WRITTEN INSTRUCTION
Copy each line below exactly and leave the pictures out.

....

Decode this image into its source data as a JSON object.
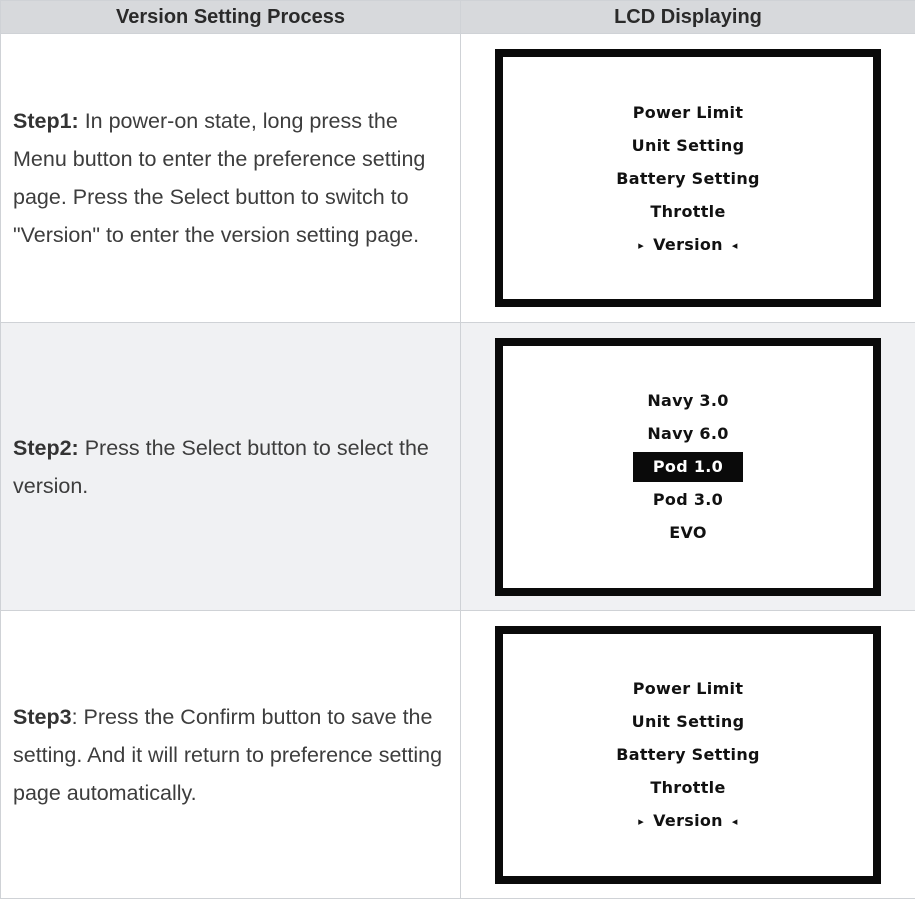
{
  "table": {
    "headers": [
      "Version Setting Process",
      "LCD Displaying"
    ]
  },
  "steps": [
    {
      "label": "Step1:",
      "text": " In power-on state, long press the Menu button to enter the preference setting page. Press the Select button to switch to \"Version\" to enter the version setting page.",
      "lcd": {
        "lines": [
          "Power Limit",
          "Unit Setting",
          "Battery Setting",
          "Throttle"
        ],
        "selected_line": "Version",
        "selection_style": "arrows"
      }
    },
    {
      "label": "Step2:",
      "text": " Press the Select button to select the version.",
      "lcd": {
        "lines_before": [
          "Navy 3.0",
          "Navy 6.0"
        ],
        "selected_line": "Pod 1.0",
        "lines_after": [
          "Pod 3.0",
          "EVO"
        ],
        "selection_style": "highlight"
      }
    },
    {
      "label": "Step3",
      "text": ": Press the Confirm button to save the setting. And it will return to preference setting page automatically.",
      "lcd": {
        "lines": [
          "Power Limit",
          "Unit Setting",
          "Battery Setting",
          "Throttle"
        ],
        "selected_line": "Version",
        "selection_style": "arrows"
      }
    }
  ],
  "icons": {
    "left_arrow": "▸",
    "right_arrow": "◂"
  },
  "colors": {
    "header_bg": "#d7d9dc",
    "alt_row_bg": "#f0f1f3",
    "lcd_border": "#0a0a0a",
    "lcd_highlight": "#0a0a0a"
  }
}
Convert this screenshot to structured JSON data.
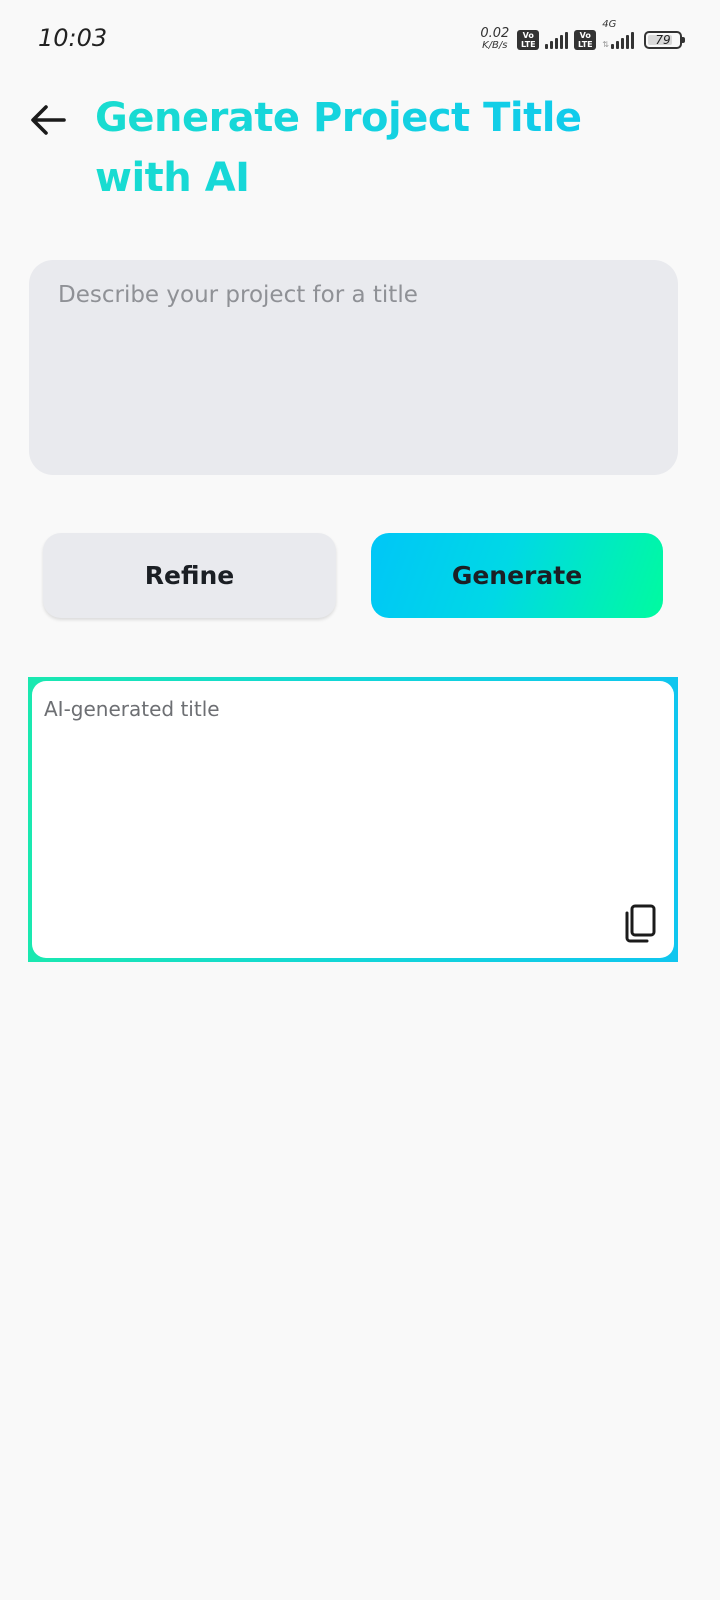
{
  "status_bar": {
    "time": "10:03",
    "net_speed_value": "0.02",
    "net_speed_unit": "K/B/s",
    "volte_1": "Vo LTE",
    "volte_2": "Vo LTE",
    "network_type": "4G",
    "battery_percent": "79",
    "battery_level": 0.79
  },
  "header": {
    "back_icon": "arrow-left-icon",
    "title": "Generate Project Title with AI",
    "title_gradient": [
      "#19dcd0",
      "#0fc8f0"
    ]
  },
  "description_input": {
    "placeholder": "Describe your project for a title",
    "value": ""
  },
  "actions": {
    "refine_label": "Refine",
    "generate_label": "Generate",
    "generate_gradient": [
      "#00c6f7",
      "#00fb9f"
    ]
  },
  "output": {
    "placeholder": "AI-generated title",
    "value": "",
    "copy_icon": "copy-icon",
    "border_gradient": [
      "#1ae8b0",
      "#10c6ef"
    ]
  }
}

....

SOLUTION TO THE EXERCISE
Decode this image into its source data as a JSON object.
{
  "table": {
    "headers": [
      "Version Setting Process",
      "LCD Displaying"
    ]
  },
  "steps": [
    {
      "label": "Step1:",
      "text": " In power-on state, long press the Menu button to enter the preference setting page. Press the Select button to switch to \"Version\" to enter the version setting page.",
      "lcd": {
        "lines": [
          "Power Limit",
          "Unit Setting",
          "Battery Setting",
          "Throttle"
        ],
        "selected_line": "Version",
        "selection_style": "arrows"
      }
    },
    {
      "label": "Step2:",
      "text": " Press the Select button to select the version.",
      "lcd": {
        "lines_before": [
          "Navy 3.0",
          "Navy 6.0"
        ],
        "selected_line": "Pod 1.0",
        "lines_after": [
          "Pod 3.0",
          "EVO"
        ],
        "selection_style": "highlight"
      }
    },
    {
      "label": "Step3",
      "text": ": Press the Confirm button to save the setting. And it will return to preference setting page automatically.",
      "lcd": {
        "lines": [
          "Power Limit",
          "Unit Setting",
          "Battery Setting",
          "Throttle"
        ],
        "selected_line": "Version",
        "selection_style": "arrows"
      }
    }
  ],
  "icons": {
    "left_arrow": "▸",
    "right_arrow": "◂"
  },
  "colors": {
    "header_bg": "#d7d9dc",
    "alt_row_bg": "#f0f1f3",
    "lcd_border": "#0a0a0a",
    "lcd_highlight": "#0a0a0a"
  }
}
Convert this screenshot to structured JSON data.
{
  "status_bar": {
    "time": "10:03",
    "net_speed_value": "0.02",
    "net_speed_unit": "K/B/s",
    "volte_1": "Vo LTE",
    "volte_2": "Vo LTE",
    "network_type": "4G",
    "battery_percent": "79",
    "battery_level": 0.79
  },
  "header": {
    "back_icon": "arrow-left-icon",
    "title": "Generate Project Title with AI",
    "title_gradient": [
      "#19dcd0",
      "#0fc8f0"
    ]
  },
  "description_input": {
    "placeholder": "Describe your project for a title",
    "value": ""
  },
  "actions": {
    "refine_label": "Refine",
    "generate_label": "Generate",
    "generate_gradient": [
      "#00c6f7",
      "#00fb9f"
    ]
  },
  "output": {
    "placeholder": "AI-generated title",
    "value": "",
    "copy_icon": "copy-icon",
    "border_gradient": [
      "#1ae8b0",
      "#10c6ef"
    ]
  }
}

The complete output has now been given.